== Supplied records
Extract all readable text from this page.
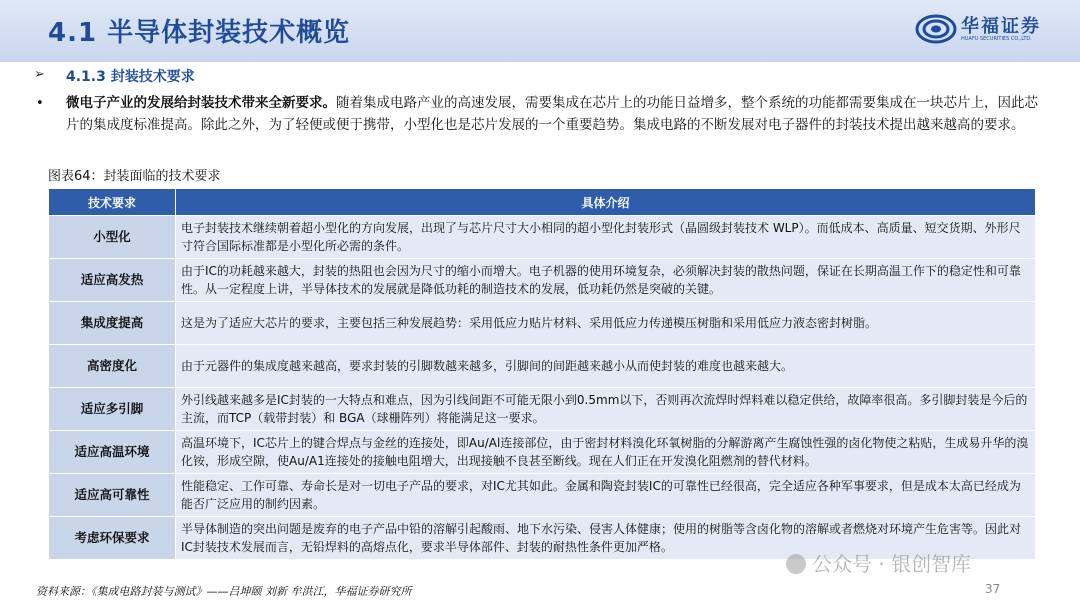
4.1 半导体封装技术概览	华福证券
HUAFU SECURITIES CO.,LTD.
➢ 4.1.3 封装技术要求
• 微电子产业的发展给封装技术带来全新要求。随着集成电路产业的高速发展，需要集成在芯片上的功能日益增多，整个系统的功能都需要集成在一块芯片上，因此芯片的集成度标准提高。除此之外，为了轻便或便于携带，小型化也是芯片发展的一个重要趋势。集成电路的不断发展对电子器件的封装技术提出越来越高的要求。
图表64：封装面临的技术要求
技术要求	具体介绍
小型化	电子封装技术继续朝着超小型化的方向发展，出现了与芯片尺寸大小相同的超小型化封装形式（晶圆级封装技术 WLP）。而低成本、高质量、短交货期、外形尺寸符合国际标准都是小型化所必需的条件。
适应高发热	由于IC的功耗越来越大，封装的热阻也会因为尺寸的缩小而增大。电子机器的使用环境复杂，必须解决封装的散热问题，保证在长期高温工作下的稳定性和可靠性。从一定程度上讲，半导体技术的发展就是降低功耗的制造技术的发展，低功耗仍然是突破的关键。
集成度提高	这是为了适应大芯片的要求，主要包括三种发展趋势：采用低应力贴片材料、采用低应力传递模压树脂和采用低应力液态密封树脂。
高密度化	由于元器件的集成度越来越高，要求封装的引脚数越来越多，引脚间的间距越来越小从而使封装的难度也越来越大。
适应多引脚	外引线越来越多是IC封装的一大特点和难点，因为引线间距不可能无限小到0.5mm以下，否则再次流焊时焊料难以稳定供给，故障率很高。多引脚封装是今后的主流，而TCP（载带封装）和 BGA（球栅阵列）将能满足这一要求。
适应高温环境	高温环境下，IC芯片上的键合焊点与金丝的连接处，即Au/Al连接部位，由于密封材料溴化环氧树脂的分解游离产生腐蚀性强的卤化物使之粘贴，生成易升华的溴化铵，形成空隙，使Au/A1连接处的接触电阻增大，出现接触不良甚至断线。现在人们正在开发溴化阻燃剂的替代材料。
适应高可靠性	性能稳定、工作可靠、寿命长是对一切电子产品的要求，对IC尤其如此。金属和陶瓷封装IC的可靠性已经很高，完全适应各种军事要求，但是成本太高已经成为能否广泛应用的制约因素。
考虑环保要求	半导体制造的突出问题是废弃的电子产品中铅的溶解引起酸雨、地下水污染、侵害人体健康；使用的树脂等含卤化物的溶解或者燃烧对环境产生危害等。因此对IC封装技术发展而言，无铅焊料的高熔点化，要求半导体部件、封装的耐热性条件更加严格。
资料来源：《集成电路封装与测试》——吕坤颐 刘新 牟洪江，华福证券研究所
公众号 · 银创智库
37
====
Problem details
Repeat the data exactly, excluding the pictures.

The reply
Extract all readable text from this page.
4.1 半导体封装技术概览	华福证券
HUAFU SECURITIES CO.,LTD.
➢ 4.1.3 封装技术要求
• 微电子产业的发展给封装技术带来全新要求。随着集成电路产业的高速发展，需要集成在芯片上的功能日益增多，整个系统的功能都需要集成在一块芯片上，因此芯片的集成度标准提高。除此之外，为了轻便或便于携带，小型化也是芯片发展的一个重要趋势。集成电路的不断发展对电子器件的封装技术提出越来越高的要求。
图表64：封装面临的技术要求
技术要求	具体介绍
小型化	电子封装技术继续朝着超小型化的方向发展，出现了与芯片尺寸大小相同的超小型化封装形式（晶圆级封装技术 WLP）。而低成本、高质量、短交货期、外形尺寸符合国际标准都是小型化所必需的条件。
适应高发热	由于IC的功耗越来越大，封装的热阻也会因为尺寸的缩小而增大。电子机器的使用环境复杂，必须解决封装的散热问题，保证在长期高温工作下的稳定性和可靠性。从一定程度上讲，半导体技术的发展就是降低功耗的制造技术的发展，低功耗仍然是突破的关键。
集成度提高	这是为了适应大芯片的要求，主要包括三种发展趋势：采用低应力贴片材料、采用低应力传递模压树脂和采用低应力液态密封树脂。
高密度化	由于元器件的集成度越来越高，要求封装的引脚数越来越多，引脚间的间距越来越小从而使封装的难度也越来越大。
适应多引脚	外引线越来越多是IC封装的一大特点和难点，因为引线间距不可能无限小到0.5mm以下，否则再次流焊时焊料难以稳定供给，故障率很高。多引脚封装是今后的主流，而TCP（载带封装）和 BGA（球栅阵列）将能满足这一要求。
适应高温环境	高温环境下，IC芯片上的键合焊点与金丝的连接处，即Au/Al连接部位，由于密封材料溴化环氧树脂的分解游离产生腐蚀性强的卤化物使之粘贴，生成易升华的溴化铵，形成空隙，使Au/A1连接处的接触电阻增大，出现接触不良甚至断线。现在人们正在开发溴化阻燃剂的替代材料。
适应高可靠性	性能稳定、工作可靠、寿命长是对一切电子产品的要求，对IC尤其如此。金属和陶瓷封装IC的可靠性已经很高，完全适应各种军事要求，但是成本太高已经成为能否广泛应用的制约因素。
考虑环保要求	半导体制造的突出问题是废弃的电子产品中铅的溶解引起酸雨、地下水污染、侵害人体健康；使用的树脂等含卤化物的溶解或者燃烧对环境产生危害等。因此对IC封装技术发展而言，无铅焊料的高熔点化，要求半导体部件、封装的耐热性条件更加严格。
资料来源：《集成电路封装与测试》——吕坤颐 刘新 牟洪江，华福证券研究所
公众号 · 银创智库
37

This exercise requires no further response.